◆ To be done ◆
Every record that follows should be printed verbatim.
— START Input data —
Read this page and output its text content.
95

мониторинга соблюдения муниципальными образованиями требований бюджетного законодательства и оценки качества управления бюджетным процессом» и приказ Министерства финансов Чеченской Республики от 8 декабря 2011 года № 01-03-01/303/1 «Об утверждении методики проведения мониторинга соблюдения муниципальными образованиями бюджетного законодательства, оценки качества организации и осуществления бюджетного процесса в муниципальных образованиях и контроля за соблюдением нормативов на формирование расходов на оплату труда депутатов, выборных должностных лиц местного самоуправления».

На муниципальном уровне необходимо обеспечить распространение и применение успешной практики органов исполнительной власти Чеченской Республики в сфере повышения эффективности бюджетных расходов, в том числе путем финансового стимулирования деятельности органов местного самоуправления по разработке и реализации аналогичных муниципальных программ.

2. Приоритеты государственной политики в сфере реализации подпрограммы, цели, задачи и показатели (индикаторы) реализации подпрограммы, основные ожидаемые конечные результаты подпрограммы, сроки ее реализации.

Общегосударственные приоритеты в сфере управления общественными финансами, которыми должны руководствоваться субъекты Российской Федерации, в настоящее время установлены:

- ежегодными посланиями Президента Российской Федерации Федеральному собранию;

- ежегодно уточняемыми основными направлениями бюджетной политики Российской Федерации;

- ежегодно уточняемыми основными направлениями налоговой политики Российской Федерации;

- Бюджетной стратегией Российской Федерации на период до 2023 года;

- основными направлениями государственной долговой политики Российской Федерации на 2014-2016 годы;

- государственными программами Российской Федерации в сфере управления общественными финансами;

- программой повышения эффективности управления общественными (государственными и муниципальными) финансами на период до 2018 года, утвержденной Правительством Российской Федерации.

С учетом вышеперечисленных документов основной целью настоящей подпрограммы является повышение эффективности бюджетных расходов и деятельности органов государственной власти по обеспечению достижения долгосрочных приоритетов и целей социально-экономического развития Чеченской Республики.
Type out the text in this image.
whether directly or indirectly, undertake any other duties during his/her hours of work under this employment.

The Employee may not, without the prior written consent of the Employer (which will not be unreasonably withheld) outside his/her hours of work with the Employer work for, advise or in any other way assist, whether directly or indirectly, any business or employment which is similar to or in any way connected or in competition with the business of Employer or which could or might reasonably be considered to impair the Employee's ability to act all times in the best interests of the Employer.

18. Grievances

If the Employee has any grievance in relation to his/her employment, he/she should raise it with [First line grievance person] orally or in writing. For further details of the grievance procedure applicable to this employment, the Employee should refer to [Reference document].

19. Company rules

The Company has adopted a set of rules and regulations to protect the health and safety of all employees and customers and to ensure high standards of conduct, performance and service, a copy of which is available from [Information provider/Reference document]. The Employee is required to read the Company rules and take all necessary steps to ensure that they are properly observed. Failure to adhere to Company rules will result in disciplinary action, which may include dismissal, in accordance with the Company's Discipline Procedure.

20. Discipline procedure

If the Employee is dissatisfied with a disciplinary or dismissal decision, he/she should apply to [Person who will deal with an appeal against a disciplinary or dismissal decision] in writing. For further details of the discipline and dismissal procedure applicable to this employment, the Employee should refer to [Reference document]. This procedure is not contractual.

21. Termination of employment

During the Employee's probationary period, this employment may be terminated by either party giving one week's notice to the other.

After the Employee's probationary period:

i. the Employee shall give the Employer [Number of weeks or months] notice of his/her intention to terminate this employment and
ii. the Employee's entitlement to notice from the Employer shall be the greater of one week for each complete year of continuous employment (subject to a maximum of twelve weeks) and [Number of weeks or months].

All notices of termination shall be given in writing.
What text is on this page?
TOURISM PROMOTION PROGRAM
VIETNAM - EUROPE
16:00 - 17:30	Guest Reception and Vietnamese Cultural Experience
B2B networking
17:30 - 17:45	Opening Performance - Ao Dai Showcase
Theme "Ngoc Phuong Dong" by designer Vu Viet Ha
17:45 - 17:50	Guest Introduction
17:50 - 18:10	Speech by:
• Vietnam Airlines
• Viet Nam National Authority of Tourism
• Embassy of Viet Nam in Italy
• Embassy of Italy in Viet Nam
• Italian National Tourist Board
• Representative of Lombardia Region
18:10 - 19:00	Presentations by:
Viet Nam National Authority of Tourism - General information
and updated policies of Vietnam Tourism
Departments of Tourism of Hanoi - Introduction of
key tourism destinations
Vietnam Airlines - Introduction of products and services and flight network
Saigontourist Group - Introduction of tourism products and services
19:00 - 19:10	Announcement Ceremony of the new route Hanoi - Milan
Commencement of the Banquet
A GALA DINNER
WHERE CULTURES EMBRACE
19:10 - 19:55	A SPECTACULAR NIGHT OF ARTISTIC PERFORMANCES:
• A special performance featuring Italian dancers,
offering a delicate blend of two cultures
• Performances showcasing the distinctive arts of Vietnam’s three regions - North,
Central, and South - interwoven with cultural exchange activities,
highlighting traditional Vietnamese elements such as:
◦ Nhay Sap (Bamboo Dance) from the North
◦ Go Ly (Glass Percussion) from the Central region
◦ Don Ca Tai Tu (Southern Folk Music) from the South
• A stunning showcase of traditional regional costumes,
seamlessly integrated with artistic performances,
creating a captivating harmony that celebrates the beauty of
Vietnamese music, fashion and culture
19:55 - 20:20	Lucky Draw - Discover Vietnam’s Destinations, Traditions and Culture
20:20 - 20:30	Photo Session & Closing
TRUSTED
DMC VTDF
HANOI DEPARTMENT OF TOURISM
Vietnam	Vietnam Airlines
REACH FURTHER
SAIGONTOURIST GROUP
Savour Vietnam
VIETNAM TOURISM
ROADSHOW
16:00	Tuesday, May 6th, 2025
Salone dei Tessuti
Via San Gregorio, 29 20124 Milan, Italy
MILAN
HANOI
— END Input data —
◆ In response ◆
Read this page and output its text content.
95

мониторинга соблюдения муниципальными образованиями требований бюджетного законодательства и оценки качества управления бюджетным процессом» и приказ Министерства финансов Чеченской Республики от 8 декабря 2011 года № 01-03-01/303/1 «Об утверждении методики проведения мониторинга соблюдения муниципальными образованиями бюджетного законодательства, оценки качества организации и осуществления бюджетного процесса в муниципальных образованиях и контроля за соблюдением нормативов на формирование расходов на оплату труда депутатов, выборных должностных лиц местного самоуправления».

На муниципальном уровне необходимо обеспечить распространение и применение успешной практики органов исполнительной власти Чеченской Республики в сфере повышения эффективности бюджетных расходов, в том числе путем финансового стимулирования деятельности органов местного самоуправления по разработке и реализации аналогичных муниципальных программ.

2. Приоритеты государственной политики в сфере реализации подпрограммы, цели, задачи и показатели (индикаторы) реализации подпрограммы, основные ожидаемые конечные результаты подпрограммы, сроки ее реализации.

Общегосударственные приоритеты в сфере управления общественными финансами, которыми должны руководствоваться субъекты Российской Федерации, в настоящее время установлены:

- ежегодными посланиями Президента Российской Федерации Федеральному собранию;

- ежегодно уточняемыми основными направлениями бюджетной политики Российской Федерации;

- ежегодно уточняемыми основными направлениями налоговой политики Российской Федерации;

- Бюджетной стратегией Российской Федерации на период до 2023 года;

- основными направлениями государственной долговой политики Российской Федерации на 2014-2016 годы;

- государственными программами Российской Федерации в сфере управления общественными финансами;

- программой повышения эффективности управления общественными (государственными и муниципальными) финансами на период до 2018 года, утвержденной Правительством Российской Федерации.

С учетом вышеперечисленных документов основной целью настоящей подпрограммы является повышение эффективности бюджетных расходов и деятельности органов государственной власти по обеспечению достижения долгосрочных приоритетов и целей социально-экономического развития Чеченской Республики.
Type out the text in this image.
whether directly or indirectly, undertake any other duties during his/her hours of work under this employment.

The Employee may not, without the prior written consent of the Employer (which will not be unreasonably withheld) outside his/her hours of work with the Employer work for, advise or in any other way assist, whether directly or indirectly, any business or employment which is similar to or in any way connected or in competition with the business of Employer or which could or might reasonably be considered to impair the Employee's ability to act all times in the best interests of the Employer.

18. Grievances

If the Employee has any grievance in relation to his/her employment, he/she should raise it with [First line grievance person] orally or in writing. For further details of the grievance procedure applicable to this employment, the Employee should refer to [Reference document].

19. Company rules

The Company has adopted a set of rules and regulations to protect the health and safety of all employees and customers and to ensure high standards of conduct, performance and service, a copy of which is available from [Information provider/Reference document]. The Employee is required to read the Company rules and take all necessary steps to ensure that they are properly observed. Failure to adhere to Company rules will result in disciplinary action, which may include dismissal, in accordance with the Company's Discipline Procedure.

20. Discipline procedure

If the Employee is dissatisfied with a disciplinary or dismissal decision, he/she should apply to [Person who will deal with an appeal against a disciplinary or dismissal decision] in writing. For further details of the discipline and dismissal procedure applicable to this employment, the Employee should refer to [Reference document]. This procedure is not contractual.

21. Termination of employment

During the Employee's probationary period, this employment may be terminated by either party giving one week's notice to the other.

After the Employee's probationary period:

i. the Employee shall give the Employer [Number of weeks or months] notice of his/her intention to terminate this employment and
ii. the Employee's entitlement to notice from the Employer shall be the greater of one week for each complete year of continuous employment (subject to a maximum of twelve weeks) and [Number of weeks or months].

All notices of termination shall be given in writing.
What text is on this page?
TOURISM PROMOTION PROGRAM
VIETNAM - EUROPE
16:00 - 17:30	Guest Reception and Vietnamese Cultural Experience
B2B networking
17:30 - 17:45	Opening Performance - Ao Dai Showcase
Theme "Ngoc Phuong Dong" by designer Vu Viet Ha
17:45 - 17:50	Guest Introduction
17:50 - 18:10	Speech by:
• Vietnam Airlines
• Viet Nam National Authority of Tourism
• Embassy of Viet Nam in Italy
• Embassy of Italy in Viet Nam
• Italian National Tourist Board
• Representative of Lombardia Region
18:10 - 19:00	Presentations by:
Viet Nam National Authority of Tourism - General information
and updated policies of Vietnam Tourism
Departments of Tourism of Hanoi - Introduction of
key tourism destinations
Vietnam Airlines - Introduction of products and services and flight network
Saigontourist Group - Introduction of tourism products and services
19:00 - 19:10	Announcement Ceremony of the new route Hanoi - Milan
Commencement of the Banquet
A GALA DINNER
WHERE CULTURES EMBRACE
19:10 - 19:55	A SPECTACULAR NIGHT OF ARTISTIC PERFORMANCES:
• A special performance featuring Italian dancers,
offering a delicate blend of two cultures
• Performances showcasing the distinctive arts of Vietnam’s three regions - North,
Central, and South - interwoven with cultural exchange activities,
highlighting traditional Vietnamese elements such as:
◦ Nhay Sap (Bamboo Dance) from the North
◦ Go Ly (Glass Percussion) from the Central region
◦ Don Ca Tai Tu (Southern Folk Music) from the South
• A stunning showcase of traditional regional costumes,
seamlessly integrated with artistic performances,
creating a captivating harmony that celebrates the beauty of
Vietnamese music, fashion and culture
19:55 - 20:20	Lucky Draw - Discover Vietnam’s Destinations, Traditions and Culture
20:20 - 20:30	Photo Session & Closing
TRUSTED
DMC VTDF
HANOI DEPARTMENT OF TOURISM
Vietnam	Vietnam Airlines
REACH FURTHER
SAIGONTOURIST GROUP
Savour Vietnam
VIETNAM TOURISM
ROADSHOW
16:00	Tuesday, May 6th, 2025
Salone dei Tessuti
Via San Gregorio, 29 20124 Milan, Italy
MILAN
HANOI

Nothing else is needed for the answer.